Repeat the material below exactly, with no pictures.

Dataset entries:
* * * *
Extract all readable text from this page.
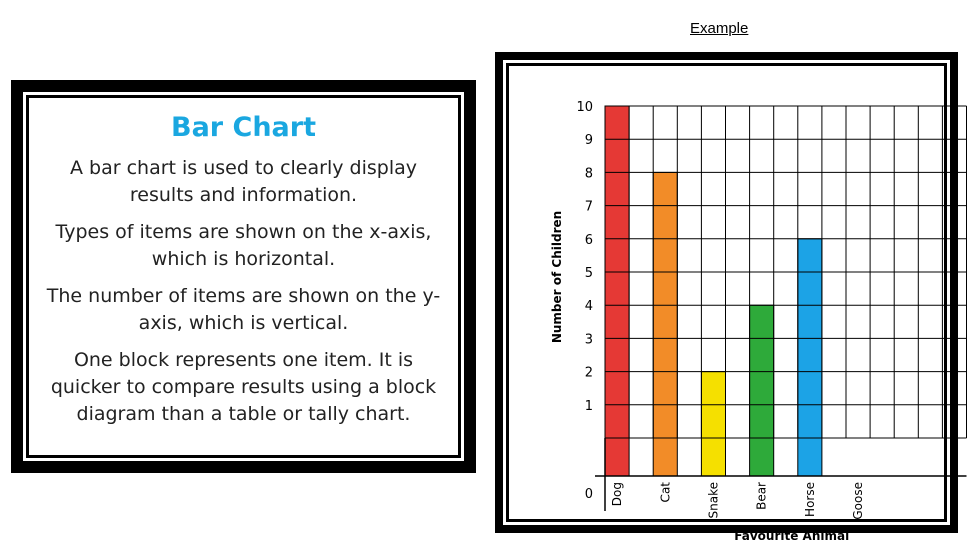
Bar Chart

A bar chart is used to clearly display results and information.

Types of items are shown on the x-axis, which is horizontal.

The number of items are shown on the y-axis, which is vertical.

One block represents one item. It is quicker to compare results using a block diagram than a table or tally chart.

Example
0
1
2
3
4
5
6
7
8
9
10
Dog	Cat	Snake	Bear	Horse	Goose
Favourite Animal
Number of Children
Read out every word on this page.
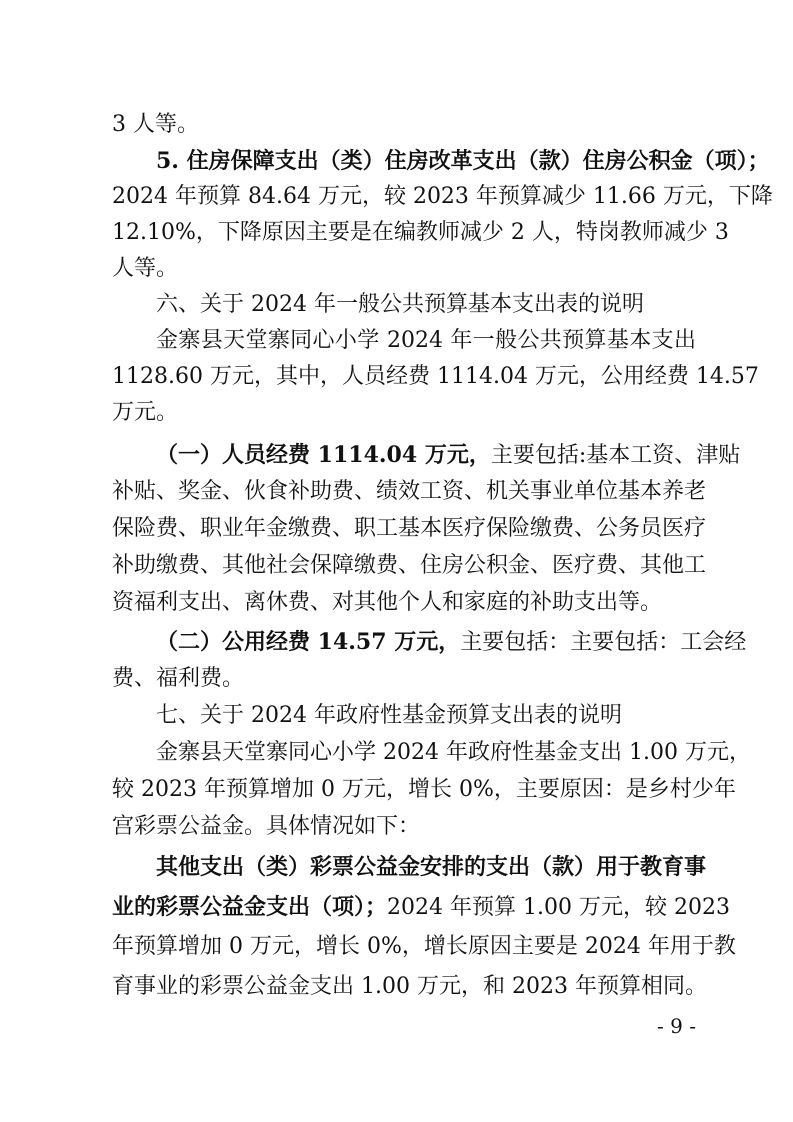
3 人等。
5. 住房保障支出（类）住房改革支出（款）住房公积金（项）；
2024 年预算 84.64 万元，较 2023 年预算减少 11.66 万元，下降
12.10%，下降原因主要是在编教师减少 2 人，特岗教师减少 3
人等。
六、关于 2024 年一般公共预算基本支出表的说明
金寨县天堂寨同心小学 2024 年一般公共预算基本支出
1128.60 万元，其中，人员经费 1114.04 万元，公用经费 14.57
万元。
（一）人员经费 1114.04 万元，主要包括:基本工资、津贴
补贴、奖金、伙食补助费、绩效工资、机关事业单位基本养老
保险费、职业年金缴费、职工基本医疗保险缴费、公务员医疗
补助缴费、其他社会保障缴费、住房公积金、医疗费、其他工
资福利支出、离休费、对其他个人和家庭的补助支出等。
（二）公用经费 14.57 万元，主要包括：主要包括：工会经
费、福利费。
七、关于 2024 年政府性基金预算支出表的说明
金寨县天堂寨同心小学 2024 年政府性基金支出 1.00 万元，
较 2023 年预算增加 0 万元，增长 0%，主要原因：是乡村少年
宫彩票公益金。具体情况如下：
其他支出（类）彩票公益金安排的支出（款）用于教育事
业的彩票公益金支出（项）；2024 年预算 1.00 万元，较 2023
年预算增加 0 万元，增长 0%，增长原因主要是 2024 年用于教
育事业的彩票公益金支出 1.00 万元，和 2023 年预算相同。
- 9 -
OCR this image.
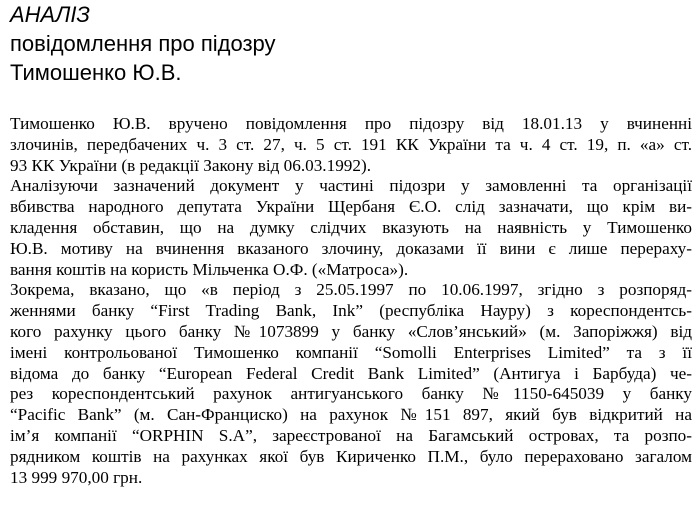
АНАЛІЗ
повідомлення про підозру
Тимошенко Ю.В.
Тимошенко Ю.В. вручено повідомлення про підозру від 18.01.13 у вчиненні
злочинів, передбачених ч. 3 ст. 27, ч. 5 ст. 191 КК України та ч. 4 ст. 19, п. «а» ст.
93 КК України (в редакції Закону від 06.03.1992).
Аналізуючи зазначений документ у частині підозри у замовленні та організації
вбивства народного депутата України Щербаня Є.О. слід зазначати, що крім ви-
кладення обставин, що на думку слідчих вказують на наявність у Тимошенко
Ю.В. мотиву на вчинення вказаного злочину, доказами її вини є лише перераху-
вання коштів на користь Мільченка О.Ф. («Матроса»).
Зокрема, вказано, що «в період з 25.05.1997 по 10.06.1997, згідно з розпоряд-
женнями банку “First Trading Bank, Ink” (республіка Науру) з кореспондентсь-
кого рахунку цього банку №1073899 у банку «Слов’янський» (м. Запоріжжя) від
імені контрольованої Тимошенко компанії “Somolli Enterprises Limited” та з її
відома до банку “European Federal Credit Bank Limited” (Антигуа і Барбуда) че-
рез кореспондентський рахунок антигуанського банку №1150-645039 у банку
“Pacific Bank” (м. Сан-Франциско) на рахунок №151 897, який був відкритий на
ім’я компанії “ORPHIN S.A”, зареєстрованої на Багамський островах, та розпо-
рядником коштів на рахунках якої був Кириченко П.М., було перераховано загалом
13 999 970,00 грн.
* * * *
■ Solution for this task:
Extract all readable text from this page.
Bar Chart

A bar chart is used to clearly display results and information.

Types of items are shown on the x-axis, which is horizontal.

The number of items are shown on the y-axis, which is vertical.

One block represents one item. It is quicker to compare results using a block diagram than a table or tally chart.

Example
0
1
2
3
4
5
6
7
8
9
10
Dog	Cat	Snake	Bear	Horse	Goose
Favourite Animal
Number of Children
Read out every word on this page.
3 人等。
5. 住房保障支出（类）住房改革支出（款）住房公积金（项）；
2024 年预算 84.64 万元，较 2023 年预算减少 11.66 万元，下降
12.10%，下降原因主要是在编教师减少 2 人，特岗教师减少 3
人等。
六、关于 2024 年一般公共预算基本支出表的说明
金寨县天堂寨同心小学 2024 年一般公共预算基本支出
1128.60 万元，其中，人员经费 1114.04 万元，公用经费 14.57
万元。
（一）人员经费 1114.04 万元，主要包括:基本工资、津贴
补贴、奖金、伙食补助费、绩效工资、机关事业单位基本养老
保险费、职业年金缴费、职工基本医疗保险缴费、公务员医疗
补助缴费、其他社会保障缴费、住房公积金、医疗费、其他工
资福利支出、离休费、对其他个人和家庭的补助支出等。
（二）公用经费 14.57 万元，主要包括：主要包括：工会经
费、福利费。
七、关于 2024 年政府性基金预算支出表的说明
金寨县天堂寨同心小学 2024 年政府性基金支出 1.00 万元，
较 2023 年预算增加 0 万元，增长 0%，主要原因：是乡村少年
宫彩票公益金。具体情况如下：
其他支出（类）彩票公益金安排的支出（款）用于教育事
业的彩票公益金支出（项）；2024 年预算 1.00 万元，较 2023
年预算增加 0 万元，增长 0%，增长原因主要是 2024 年用于教
育事业的彩票公益金支出 1.00 万元，和 2023 年预算相同。
- 9 -
OCR this image.
АНАЛІЗ
повідомлення про підозру
Тимошенко Ю.В.
Тимошенко Ю.В. вручено повідомлення про підозру від 18.01.13 у вчиненні
злочинів, передбачених ч. 3 ст. 27, ч. 5 ст. 191 КК України та ч. 4 ст. 19, п. «а» ст.
93 КК України (в редакції Закону від 06.03.1992).
Аналізуючи зазначений документ у частині підозри у замовленні та організації
вбивства народного депутата України Щербаня Є.О. слід зазначати, що крім ви-
кладення обставин, що на думку слідчих вказують на наявність у Тимошенко
Ю.В. мотиву на вчинення вказаного злочину, доказами її вини є лише перераху-
вання коштів на користь Мільченка О.Ф. («Матроса»).
Зокрема, вказано, що «в період з 25.05.1997 по 10.06.1997, згідно з розпоряд-
женнями банку “First Trading Bank, Ink” (республіка Науру) з кореспондентсь-
кого рахунку цього банку №1073899 у банку «Слов’янський» (м. Запоріжжя) від
імені контрольованої Тимошенко компанії “Somolli Enterprises Limited” та з її
відома до банку “European Federal Credit Bank Limited” (Антигуа і Барбуда) че-
рез кореспондентський рахунок антигуанського банку №1150-645039 у банку
“Pacific Bank” (м. Сан-Франциско) на рахунок №151 897, який був відкритий на
ім’я компанії “ORPHIN S.A”, зареєстрованої на Багамський островах, та розпо-
рядником коштів на рахунках якої був Кириченко П.М., було перераховано загалом
13 999 970,00 грн.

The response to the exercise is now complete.